### Goal
Count the lines below that contain the word "this" and give only the number.

### Material to process
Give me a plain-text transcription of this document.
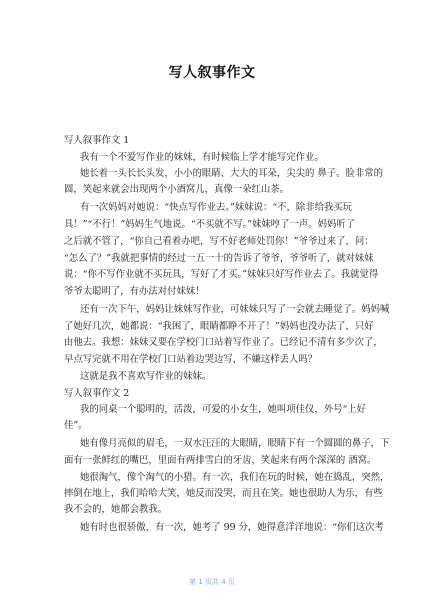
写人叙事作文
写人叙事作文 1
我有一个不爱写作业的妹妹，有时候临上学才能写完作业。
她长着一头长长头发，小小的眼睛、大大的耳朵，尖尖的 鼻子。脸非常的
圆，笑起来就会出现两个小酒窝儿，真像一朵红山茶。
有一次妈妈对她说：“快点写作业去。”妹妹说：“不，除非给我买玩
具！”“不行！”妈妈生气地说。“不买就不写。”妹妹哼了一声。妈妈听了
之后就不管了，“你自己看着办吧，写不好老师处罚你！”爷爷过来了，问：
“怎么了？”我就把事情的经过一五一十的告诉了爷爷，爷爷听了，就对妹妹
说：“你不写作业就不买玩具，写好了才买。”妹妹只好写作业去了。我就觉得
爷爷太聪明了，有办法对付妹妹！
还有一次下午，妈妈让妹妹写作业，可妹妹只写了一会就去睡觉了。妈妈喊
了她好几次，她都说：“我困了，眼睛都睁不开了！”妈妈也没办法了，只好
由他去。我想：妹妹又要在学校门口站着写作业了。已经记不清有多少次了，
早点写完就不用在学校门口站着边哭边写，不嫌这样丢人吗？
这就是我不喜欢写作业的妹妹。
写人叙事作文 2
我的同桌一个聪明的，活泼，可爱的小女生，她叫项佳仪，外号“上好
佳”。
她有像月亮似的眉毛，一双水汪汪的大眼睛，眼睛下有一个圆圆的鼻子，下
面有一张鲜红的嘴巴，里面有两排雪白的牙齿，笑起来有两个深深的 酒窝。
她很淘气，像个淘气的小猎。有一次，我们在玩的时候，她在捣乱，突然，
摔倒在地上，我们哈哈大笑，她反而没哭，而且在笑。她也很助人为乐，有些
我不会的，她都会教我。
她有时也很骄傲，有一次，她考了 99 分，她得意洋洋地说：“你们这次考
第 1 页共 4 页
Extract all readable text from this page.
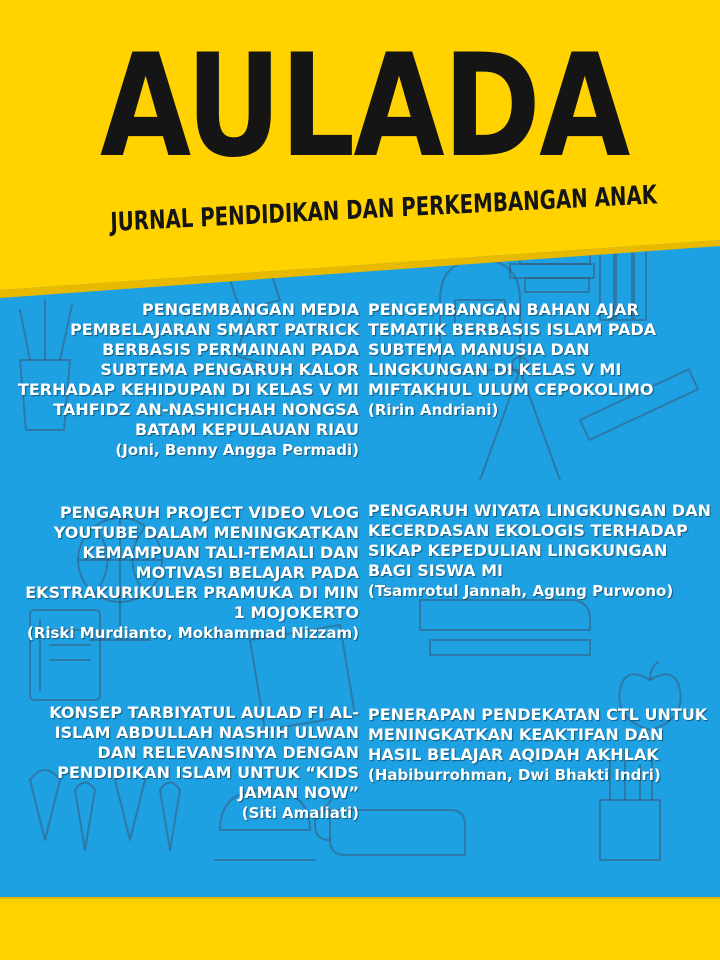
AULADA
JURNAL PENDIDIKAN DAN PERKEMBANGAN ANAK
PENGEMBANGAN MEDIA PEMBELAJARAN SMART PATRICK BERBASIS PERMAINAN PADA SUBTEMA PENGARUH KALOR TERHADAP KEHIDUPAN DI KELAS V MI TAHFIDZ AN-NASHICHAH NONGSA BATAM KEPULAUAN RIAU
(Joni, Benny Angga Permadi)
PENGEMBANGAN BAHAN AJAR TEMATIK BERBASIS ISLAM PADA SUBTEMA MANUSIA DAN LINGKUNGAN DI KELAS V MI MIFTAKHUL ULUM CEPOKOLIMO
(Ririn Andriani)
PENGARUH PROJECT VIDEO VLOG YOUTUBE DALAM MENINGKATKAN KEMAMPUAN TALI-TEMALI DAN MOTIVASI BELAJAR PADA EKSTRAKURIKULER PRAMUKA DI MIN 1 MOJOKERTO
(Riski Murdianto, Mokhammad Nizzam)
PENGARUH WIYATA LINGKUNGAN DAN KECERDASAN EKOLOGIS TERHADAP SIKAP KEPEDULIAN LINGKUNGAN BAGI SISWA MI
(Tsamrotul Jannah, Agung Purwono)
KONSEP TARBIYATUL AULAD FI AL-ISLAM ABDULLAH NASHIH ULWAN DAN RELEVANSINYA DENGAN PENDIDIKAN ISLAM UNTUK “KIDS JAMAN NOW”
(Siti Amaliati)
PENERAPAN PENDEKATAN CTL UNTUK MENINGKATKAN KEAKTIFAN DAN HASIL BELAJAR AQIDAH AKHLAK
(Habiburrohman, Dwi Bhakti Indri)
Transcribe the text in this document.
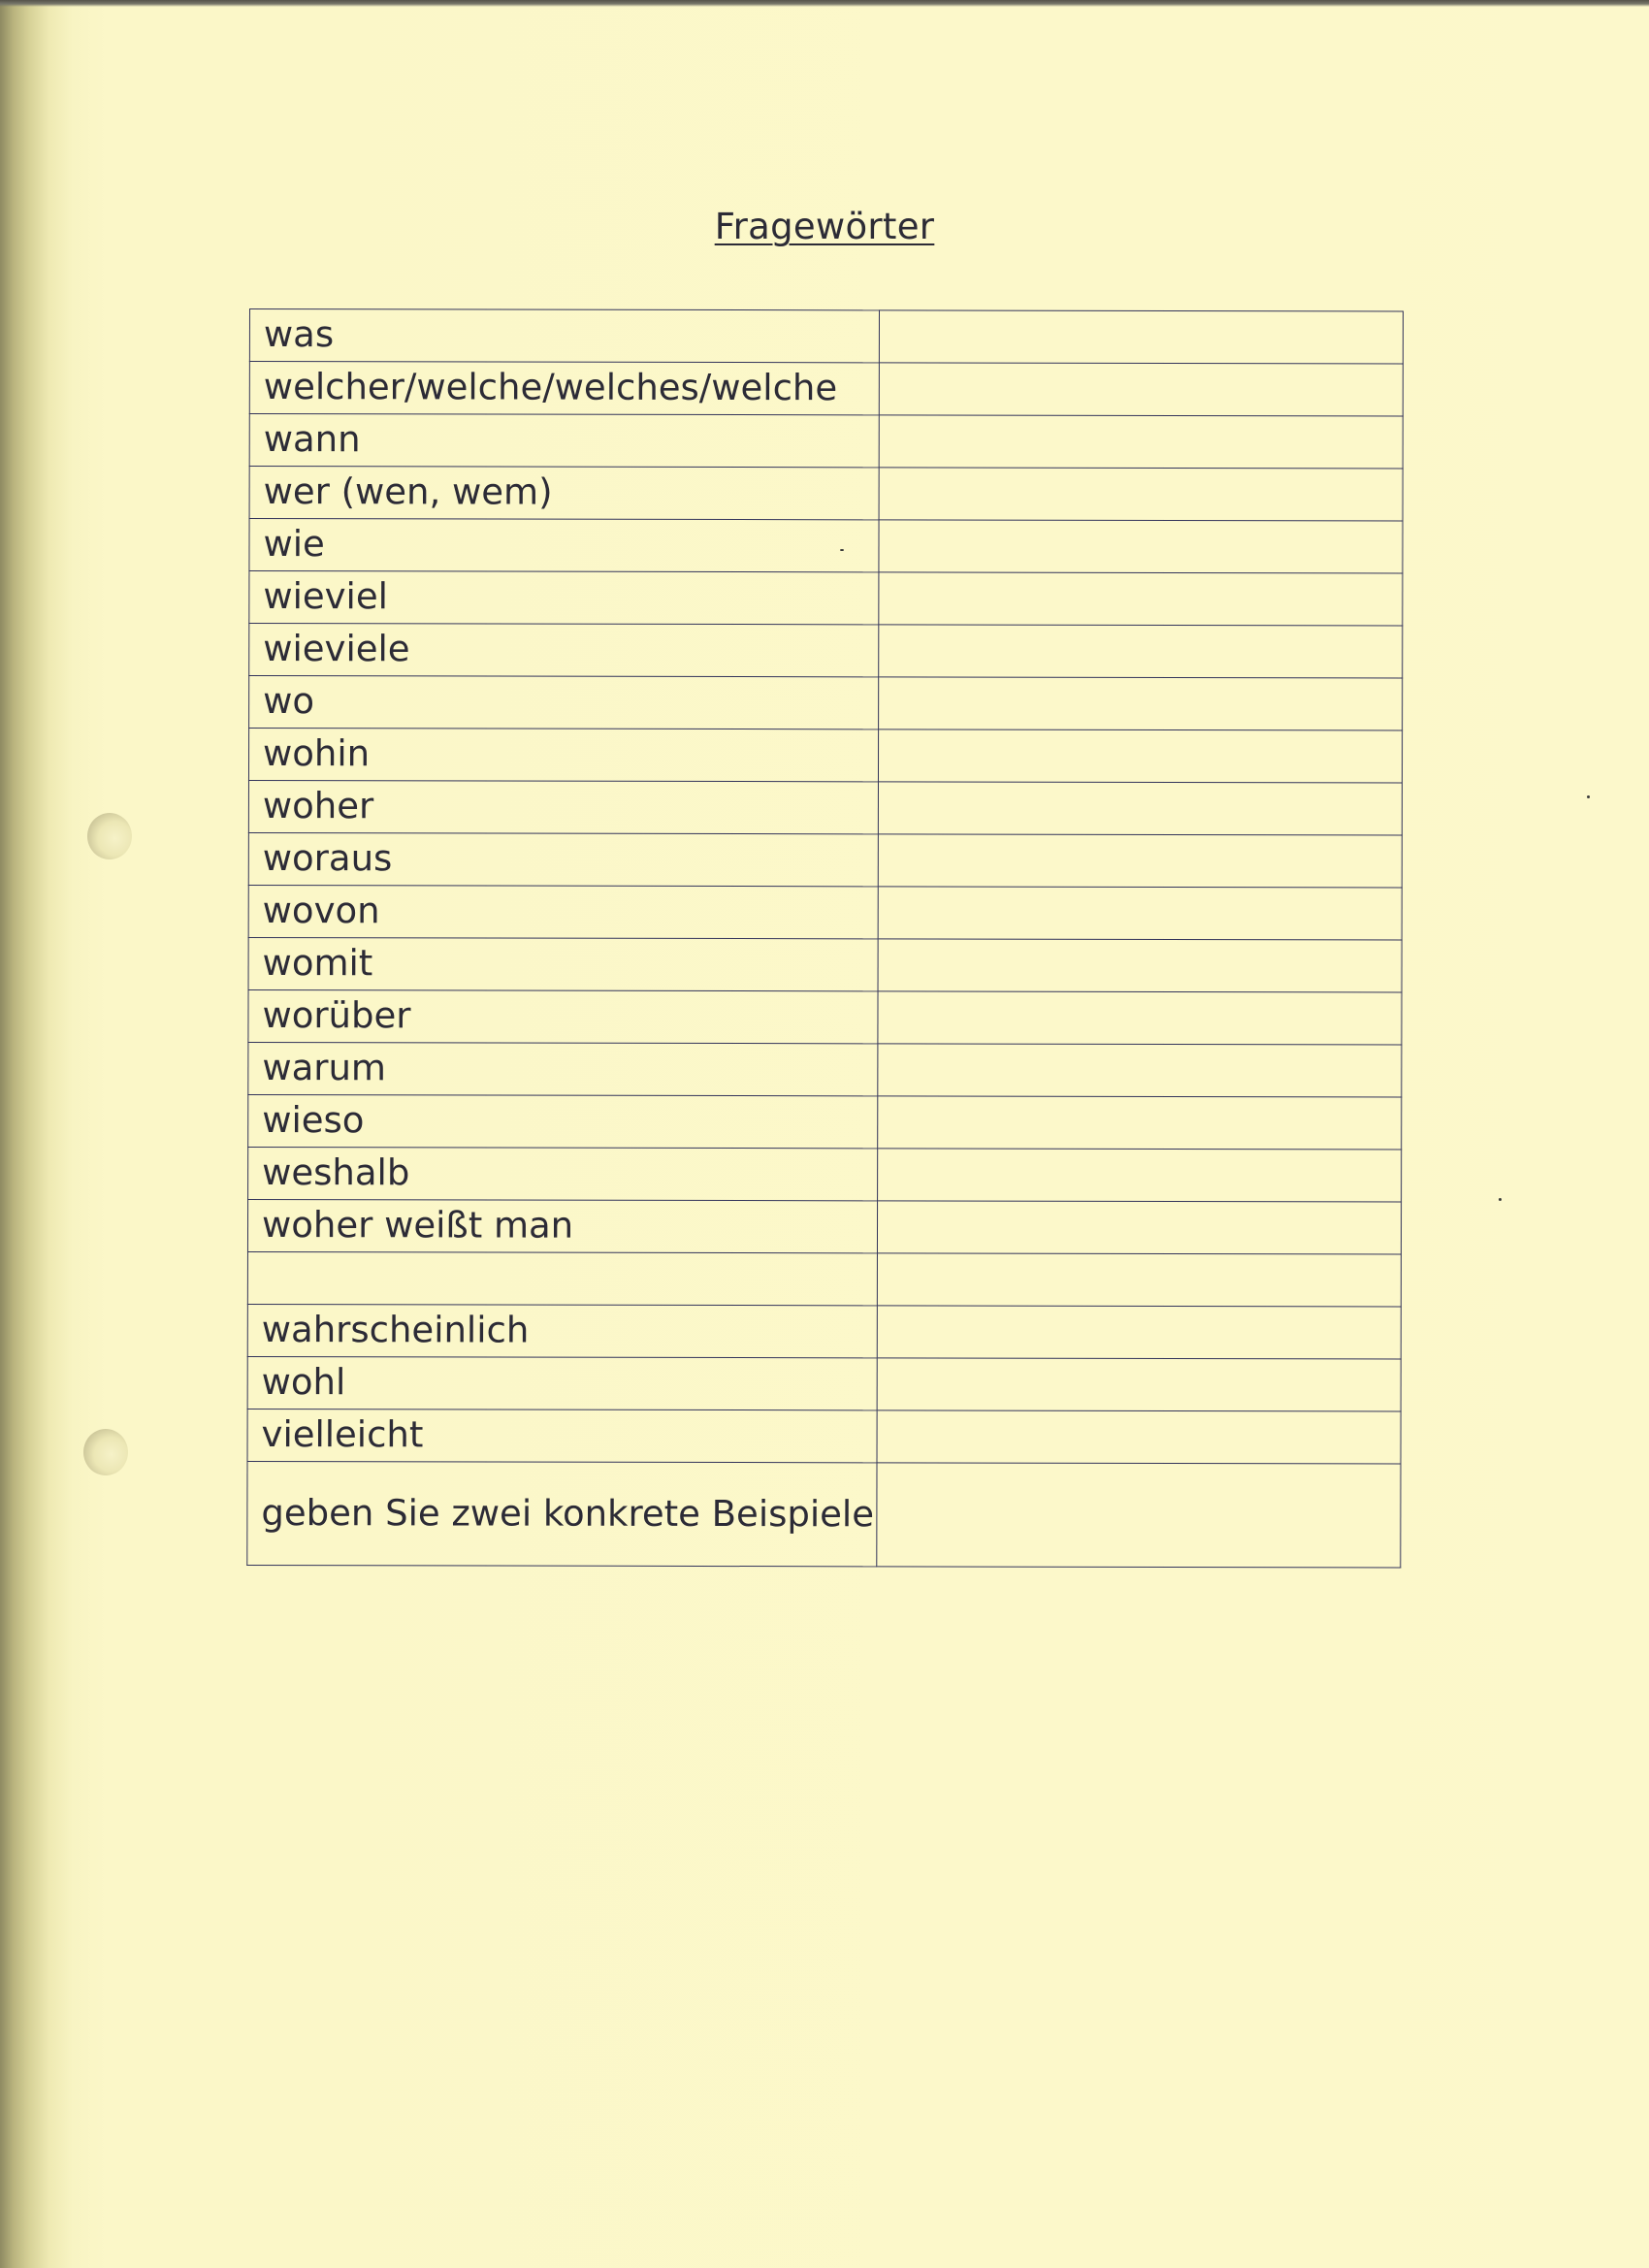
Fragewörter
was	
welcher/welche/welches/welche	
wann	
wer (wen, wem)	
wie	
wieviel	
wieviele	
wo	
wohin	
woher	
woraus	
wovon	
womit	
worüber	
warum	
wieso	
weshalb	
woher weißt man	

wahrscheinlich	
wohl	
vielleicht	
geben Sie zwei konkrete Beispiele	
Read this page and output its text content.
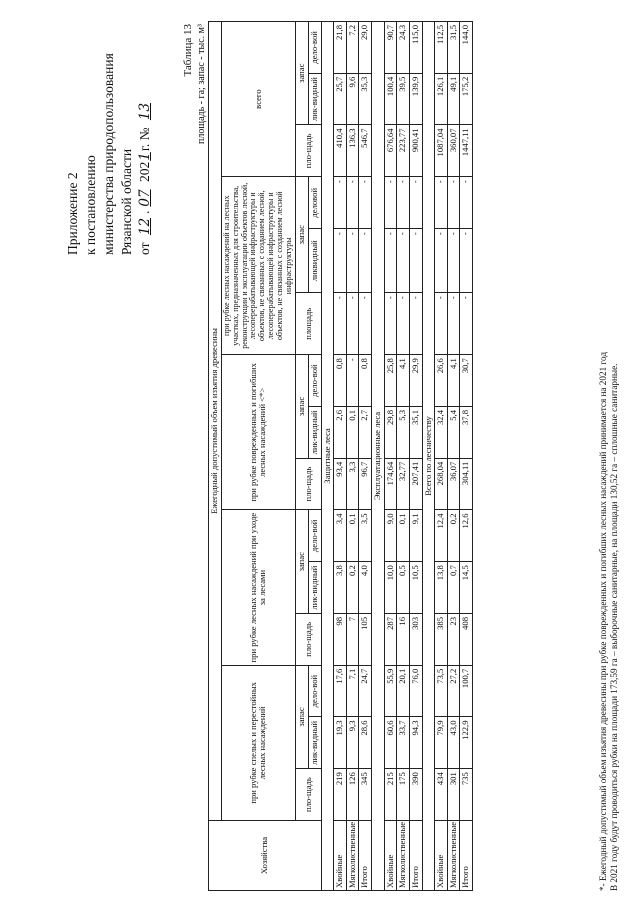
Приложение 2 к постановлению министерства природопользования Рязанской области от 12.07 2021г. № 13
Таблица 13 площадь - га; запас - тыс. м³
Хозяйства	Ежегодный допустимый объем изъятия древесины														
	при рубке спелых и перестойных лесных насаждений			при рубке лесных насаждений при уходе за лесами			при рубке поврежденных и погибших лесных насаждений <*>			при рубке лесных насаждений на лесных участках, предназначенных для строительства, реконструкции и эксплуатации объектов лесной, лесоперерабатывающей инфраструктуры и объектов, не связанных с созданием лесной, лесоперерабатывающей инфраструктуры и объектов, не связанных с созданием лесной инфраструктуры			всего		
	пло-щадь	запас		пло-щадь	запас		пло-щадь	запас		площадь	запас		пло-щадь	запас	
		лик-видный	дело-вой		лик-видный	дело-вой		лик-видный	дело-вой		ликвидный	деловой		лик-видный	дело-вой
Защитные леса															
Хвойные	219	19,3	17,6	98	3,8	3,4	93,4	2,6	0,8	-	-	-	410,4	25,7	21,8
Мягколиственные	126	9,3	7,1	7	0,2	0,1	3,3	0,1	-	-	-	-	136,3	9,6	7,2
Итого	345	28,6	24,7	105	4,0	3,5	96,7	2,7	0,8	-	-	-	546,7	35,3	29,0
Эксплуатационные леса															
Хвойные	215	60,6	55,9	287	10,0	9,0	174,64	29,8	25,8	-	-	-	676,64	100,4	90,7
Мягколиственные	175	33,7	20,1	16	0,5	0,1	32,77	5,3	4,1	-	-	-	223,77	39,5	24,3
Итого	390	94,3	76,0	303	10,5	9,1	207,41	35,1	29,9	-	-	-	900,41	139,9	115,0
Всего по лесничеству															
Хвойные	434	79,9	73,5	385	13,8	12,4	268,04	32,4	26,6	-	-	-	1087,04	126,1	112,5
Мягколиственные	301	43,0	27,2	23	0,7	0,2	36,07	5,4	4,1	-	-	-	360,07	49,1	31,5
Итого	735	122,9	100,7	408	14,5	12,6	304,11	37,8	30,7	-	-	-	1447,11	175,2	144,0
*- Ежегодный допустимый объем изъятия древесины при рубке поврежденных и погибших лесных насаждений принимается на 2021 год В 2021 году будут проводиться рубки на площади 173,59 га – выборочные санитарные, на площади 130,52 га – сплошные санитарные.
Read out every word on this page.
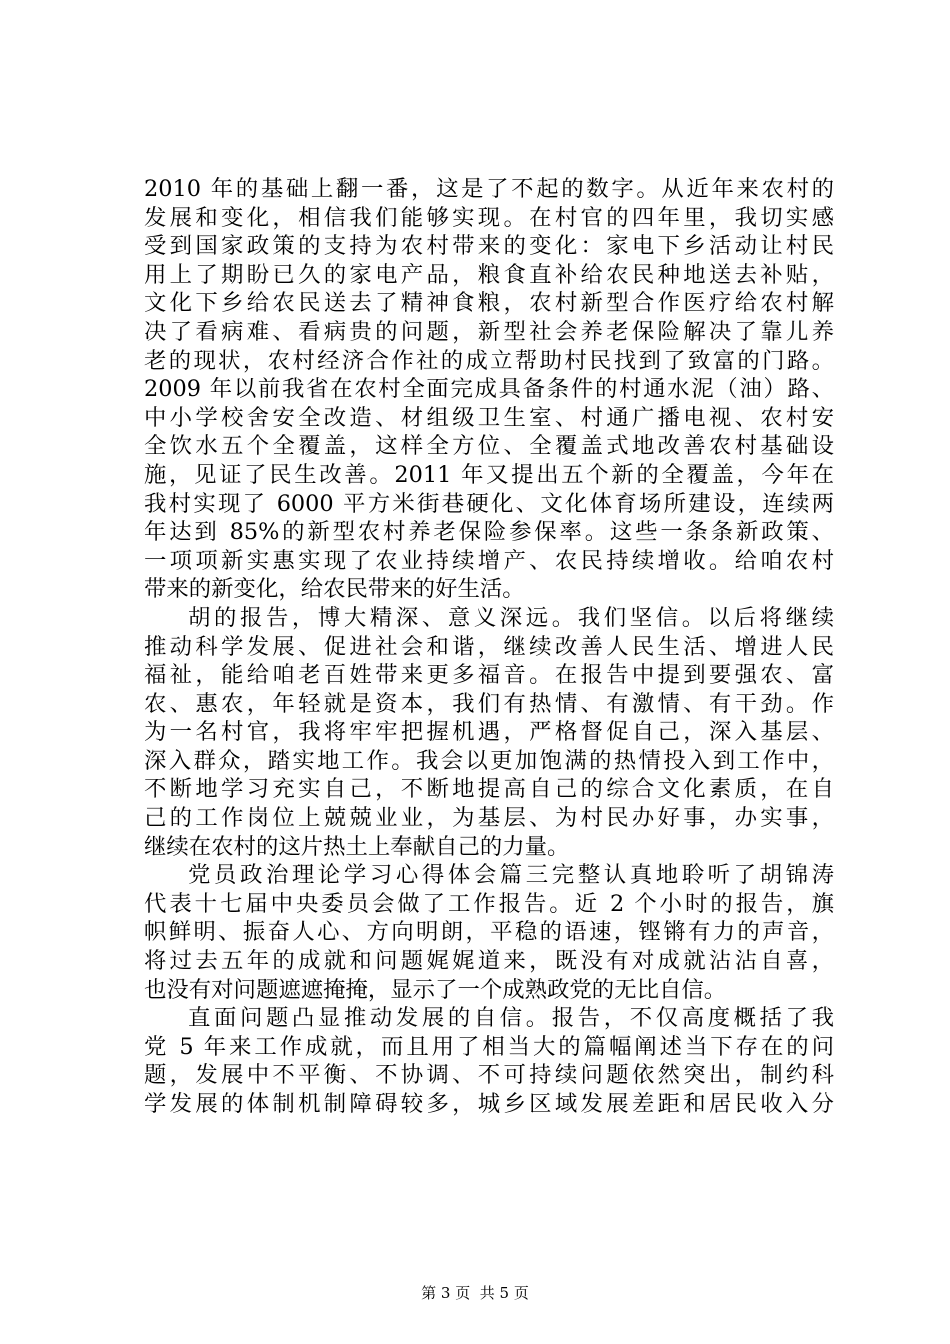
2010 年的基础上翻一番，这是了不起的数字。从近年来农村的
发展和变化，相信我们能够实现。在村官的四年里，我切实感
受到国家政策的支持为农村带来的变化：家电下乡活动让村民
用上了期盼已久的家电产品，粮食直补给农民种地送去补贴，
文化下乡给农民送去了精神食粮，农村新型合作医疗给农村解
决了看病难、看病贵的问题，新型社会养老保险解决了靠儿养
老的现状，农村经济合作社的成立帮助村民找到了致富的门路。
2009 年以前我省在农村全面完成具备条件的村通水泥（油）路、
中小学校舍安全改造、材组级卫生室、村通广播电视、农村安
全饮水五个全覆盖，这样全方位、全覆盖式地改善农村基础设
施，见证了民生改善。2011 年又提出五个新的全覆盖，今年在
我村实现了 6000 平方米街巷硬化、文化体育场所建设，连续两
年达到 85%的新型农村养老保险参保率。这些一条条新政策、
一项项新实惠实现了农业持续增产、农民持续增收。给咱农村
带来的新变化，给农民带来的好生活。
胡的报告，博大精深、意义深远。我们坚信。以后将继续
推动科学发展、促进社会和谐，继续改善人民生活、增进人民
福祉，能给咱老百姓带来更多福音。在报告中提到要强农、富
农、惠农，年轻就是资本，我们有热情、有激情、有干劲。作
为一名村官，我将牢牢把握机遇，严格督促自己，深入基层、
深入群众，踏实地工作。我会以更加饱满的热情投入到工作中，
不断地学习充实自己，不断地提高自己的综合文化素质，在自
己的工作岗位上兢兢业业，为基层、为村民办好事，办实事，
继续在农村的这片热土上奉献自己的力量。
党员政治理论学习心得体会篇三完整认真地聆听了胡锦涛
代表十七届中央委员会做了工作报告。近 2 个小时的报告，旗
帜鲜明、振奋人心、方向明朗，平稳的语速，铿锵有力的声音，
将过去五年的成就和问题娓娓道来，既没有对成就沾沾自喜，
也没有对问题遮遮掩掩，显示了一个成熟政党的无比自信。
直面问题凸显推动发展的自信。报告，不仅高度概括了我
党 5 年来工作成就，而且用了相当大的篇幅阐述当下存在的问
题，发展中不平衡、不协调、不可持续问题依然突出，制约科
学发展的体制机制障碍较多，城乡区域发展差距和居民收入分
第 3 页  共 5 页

### Written reply
5